* _DATA FOR THIS TASK_
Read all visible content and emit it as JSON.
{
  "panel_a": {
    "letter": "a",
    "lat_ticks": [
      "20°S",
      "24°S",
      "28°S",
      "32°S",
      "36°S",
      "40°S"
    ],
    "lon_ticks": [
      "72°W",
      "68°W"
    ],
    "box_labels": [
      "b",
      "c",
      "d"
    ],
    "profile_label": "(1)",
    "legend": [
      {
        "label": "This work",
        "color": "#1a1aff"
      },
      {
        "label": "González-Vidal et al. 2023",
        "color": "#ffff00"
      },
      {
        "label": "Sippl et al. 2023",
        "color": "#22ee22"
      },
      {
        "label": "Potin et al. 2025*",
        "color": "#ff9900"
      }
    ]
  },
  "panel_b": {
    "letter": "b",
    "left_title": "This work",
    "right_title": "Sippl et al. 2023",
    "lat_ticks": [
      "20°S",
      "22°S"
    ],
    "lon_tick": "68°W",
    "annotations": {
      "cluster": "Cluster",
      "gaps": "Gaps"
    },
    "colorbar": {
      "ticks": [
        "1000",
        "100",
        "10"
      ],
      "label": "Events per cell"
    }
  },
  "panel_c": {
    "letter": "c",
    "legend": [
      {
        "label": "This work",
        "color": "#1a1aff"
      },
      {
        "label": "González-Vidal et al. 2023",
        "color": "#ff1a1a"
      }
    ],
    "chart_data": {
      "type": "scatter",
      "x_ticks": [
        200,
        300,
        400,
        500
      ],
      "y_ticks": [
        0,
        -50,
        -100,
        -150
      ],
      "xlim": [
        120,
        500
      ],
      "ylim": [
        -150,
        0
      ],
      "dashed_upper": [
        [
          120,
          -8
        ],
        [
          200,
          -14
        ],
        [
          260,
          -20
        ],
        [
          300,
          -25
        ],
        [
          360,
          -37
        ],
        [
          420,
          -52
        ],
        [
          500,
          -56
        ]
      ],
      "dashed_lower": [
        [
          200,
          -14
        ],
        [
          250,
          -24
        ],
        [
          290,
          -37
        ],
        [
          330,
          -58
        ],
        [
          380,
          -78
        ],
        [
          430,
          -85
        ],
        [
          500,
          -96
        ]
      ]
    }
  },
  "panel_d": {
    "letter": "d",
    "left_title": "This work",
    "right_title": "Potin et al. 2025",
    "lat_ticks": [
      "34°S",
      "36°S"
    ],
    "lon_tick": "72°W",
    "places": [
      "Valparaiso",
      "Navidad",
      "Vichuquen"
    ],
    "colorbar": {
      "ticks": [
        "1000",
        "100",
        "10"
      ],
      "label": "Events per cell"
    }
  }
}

* _OBJECTIVE_
Retype the records that precede this task, keeping them exactly the same.

* _TASK RESULT_
Read all visible content and emit it as JSON.
{
  "panel_a": {
    "letter": "a",
    "lat_ticks": [
      "20°S",
      "24°S",
      "28°S",
      "32°S",
      "36°S",
      "40°S"
    ],
    "lon_ticks": [
      "72°W",
      "68°W"
    ],
    "box_labels": [
      "b",
      "c",
      "d"
    ],
    "profile_label": "(1)",
    "legend": [
      {
        "label": "This work",
        "color": "#1a1aff"
      },
      {
        "label": "González-Vidal et al. 2023",
        "color": "#ffff00"
      },
      {
        "label": "Sippl et al. 2023",
        "color": "#22ee22"
      },
      {
        "label": "Potin et al. 2025*",
        "color": "#ff9900"
      }
    ]
  },
  "panel_b": {
    "letter": "b",
    "left_title": "This work",
    "right_title": "Sippl et al. 2023",
    "lat_ticks": [
      "20°S",
      "22°S"
    ],
    "lon_tick": "68°W",
    "annotations": {
      "cluster": "Cluster",
      "gaps": "Gaps"
    },
    "colorbar": {
      "ticks": [
        "1000",
        "100",
        "10"
      ],
      "label": "Events per cell"
    }
  },
  "panel_c": {
    "letter": "c",
    "legend": [
      {
        "label": "This work",
        "color": "#1a1aff"
      },
      {
        "label": "González-Vidal et al. 2023",
        "color": "#ff1a1a"
      }
    ],
    "chart_data": {
      "type": "scatter",
      "x_ticks": [
        200,
        300,
        400,
        500
      ],
      "y_ticks": [
        0,
        -50,
        -100,
        -150
      ],
      "xlim": [
        120,
        500
      ],
      "ylim": [
        -150,
        0
      ],
      "dashed_upper": [
        [
          120,
          -8
        ],
        [
          200,
          -14
        ],
        [
          260,
          -20
        ],
        [
          300,
          -25
        ],
        [
          360,
          -37
        ],
        [
          420,
          -52
        ],
        [
          500,
          -56
        ]
      ],
      "dashed_lower": [
        [
          200,
          -14
        ],
        [
          250,
          -24
        ],
        [
          290,
          -37
        ],
        [
          330,
          -58
        ],
        [
          380,
          -78
        ],
        [
          430,
          -85
        ],
        [
          500,
          -96
        ]
      ]
    }
  },
  "panel_d": {
    "letter": "d",
    "left_title": "This work",
    "right_title": "Potin et al. 2025",
    "lat_ticks": [
      "34°S",
      "36°S"
    ],
    "lon_tick": "72°W",
    "places": [
      "Valparaiso",
      "Navidad",
      "Vichuquen"
    ],
    "colorbar": {
      "ticks": [
        "1000",
        "100",
        "10"
      ],
      "label": "Events per cell"
    }
  }
}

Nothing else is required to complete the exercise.